▸ Stated goal
Show each line from the listing that includes the word "have".

▸ Source records
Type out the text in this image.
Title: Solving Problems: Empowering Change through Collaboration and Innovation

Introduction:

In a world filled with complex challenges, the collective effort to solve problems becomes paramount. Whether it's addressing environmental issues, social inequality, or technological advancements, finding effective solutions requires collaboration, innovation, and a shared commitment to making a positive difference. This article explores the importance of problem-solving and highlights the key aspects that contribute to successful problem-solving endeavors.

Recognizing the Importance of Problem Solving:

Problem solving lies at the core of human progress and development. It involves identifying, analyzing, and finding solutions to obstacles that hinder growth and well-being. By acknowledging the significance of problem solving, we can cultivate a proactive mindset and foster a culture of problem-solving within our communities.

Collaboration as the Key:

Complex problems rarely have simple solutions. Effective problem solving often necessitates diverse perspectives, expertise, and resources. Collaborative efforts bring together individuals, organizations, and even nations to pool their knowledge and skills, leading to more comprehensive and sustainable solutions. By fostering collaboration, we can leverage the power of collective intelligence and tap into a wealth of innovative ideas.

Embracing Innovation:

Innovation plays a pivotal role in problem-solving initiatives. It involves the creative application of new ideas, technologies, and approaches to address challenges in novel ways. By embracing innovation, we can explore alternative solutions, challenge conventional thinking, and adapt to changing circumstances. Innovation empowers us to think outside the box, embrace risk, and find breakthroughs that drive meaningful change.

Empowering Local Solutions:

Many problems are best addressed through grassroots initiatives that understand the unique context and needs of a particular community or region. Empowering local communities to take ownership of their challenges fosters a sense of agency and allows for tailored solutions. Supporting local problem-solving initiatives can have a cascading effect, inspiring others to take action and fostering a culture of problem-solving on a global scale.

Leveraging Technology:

▸ Response to the exercise
Complex problems rarely have simple solutions. Effective problem solving often necessitates diverse perspectives, expertise, and resources. Collaborative efforts bring together individuals, organizations, and even nations to pool their knowledge and skills, leading to more comprehensive and sustainable solutions. By fostering collaboration, we can leverage the power of collective intelligence and tap into a wealth of innovative ideas.
Many problems are best addressed through grassroots initiatives that understand the unique context and needs of a particular community or region. Empowering local communities to take ownership of their challenges fosters a sense of agency and allows for tailored solutions. Supporting local problem-solving initiatives can have a cascading effect, inspiring others to take action and fostering a culture of problem-solving on a global scale.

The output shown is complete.